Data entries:
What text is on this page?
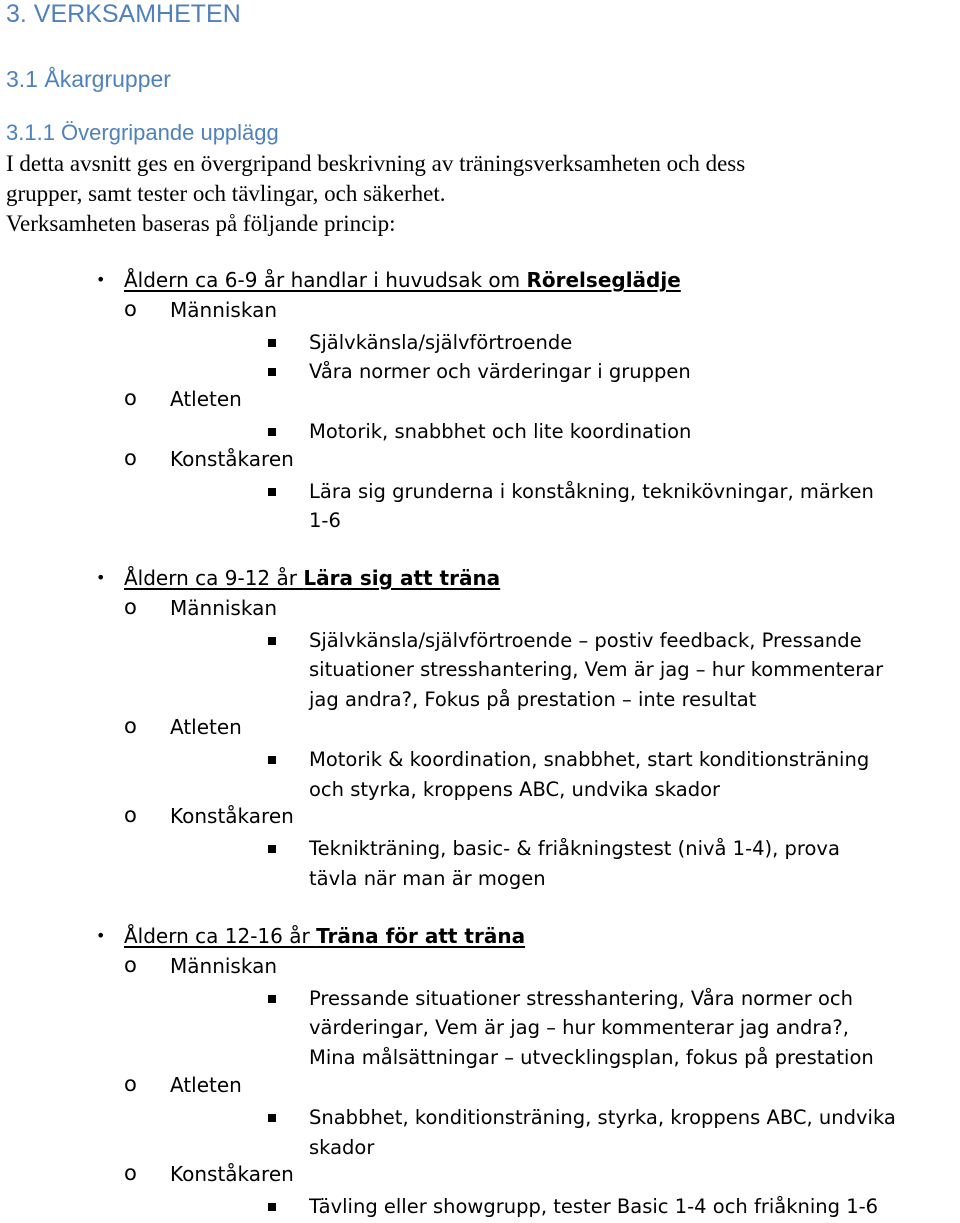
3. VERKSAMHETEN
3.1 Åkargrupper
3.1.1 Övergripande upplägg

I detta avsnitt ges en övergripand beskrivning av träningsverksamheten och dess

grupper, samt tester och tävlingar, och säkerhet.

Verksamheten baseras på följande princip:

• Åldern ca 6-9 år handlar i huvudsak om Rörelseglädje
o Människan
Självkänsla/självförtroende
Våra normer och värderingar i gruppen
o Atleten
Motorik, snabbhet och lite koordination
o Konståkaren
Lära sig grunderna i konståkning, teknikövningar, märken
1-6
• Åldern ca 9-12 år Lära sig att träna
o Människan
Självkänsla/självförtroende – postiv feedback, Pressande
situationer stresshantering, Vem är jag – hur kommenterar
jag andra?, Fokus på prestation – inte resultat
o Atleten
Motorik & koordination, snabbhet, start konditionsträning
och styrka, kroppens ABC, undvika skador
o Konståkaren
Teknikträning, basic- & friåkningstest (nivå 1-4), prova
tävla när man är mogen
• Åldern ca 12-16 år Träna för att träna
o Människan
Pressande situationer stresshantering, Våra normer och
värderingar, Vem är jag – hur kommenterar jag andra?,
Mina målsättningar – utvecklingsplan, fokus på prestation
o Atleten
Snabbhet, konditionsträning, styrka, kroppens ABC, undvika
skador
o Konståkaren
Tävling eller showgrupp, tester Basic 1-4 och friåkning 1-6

** WORK TO COMPLETE **
All preceding records should be duplicated verbatim, images excepted.

** EXERCISE ANSWER **
What text is on this page?
3. VERKSAMHETEN
3.1 Åkargrupper
3.1.1 Övergripande upplägg

I detta avsnitt ges en övergripand beskrivning av träningsverksamheten och dess

grupper, samt tester och tävlingar, och säkerhet.

Verksamheten baseras på följande princip:

• Åldern ca 6-9 år handlar i huvudsak om Rörelseglädje
o Människan
Självkänsla/självförtroende
Våra normer och värderingar i gruppen
o Atleten
Motorik, snabbhet och lite koordination
o Konståkaren
Lära sig grunderna i konståkning, teknikövningar, märken
1-6
• Åldern ca 9-12 år Lära sig att träna
o Människan
Självkänsla/självförtroende – postiv feedback, Pressande
situationer stresshantering, Vem är jag – hur kommenterar
jag andra?, Fokus på prestation – inte resultat
o Atleten
Motorik & koordination, snabbhet, start konditionsträning
och styrka, kroppens ABC, undvika skador
o Konståkaren
Teknikträning, basic- & friåkningstest (nivå 1-4), prova
tävla när man är mogen
• Åldern ca 12-16 år Träna för att träna
o Människan
Pressande situationer stresshantering, Våra normer och
värderingar, Vem är jag – hur kommenterar jag andra?,
Mina målsättningar – utvecklingsplan, fokus på prestation
o Atleten
Snabbhet, konditionsträning, styrka, kroppens ABC, undvika
skador
o Konståkaren
Tävling eller showgrupp, tester Basic 1-4 och friåkning 1-6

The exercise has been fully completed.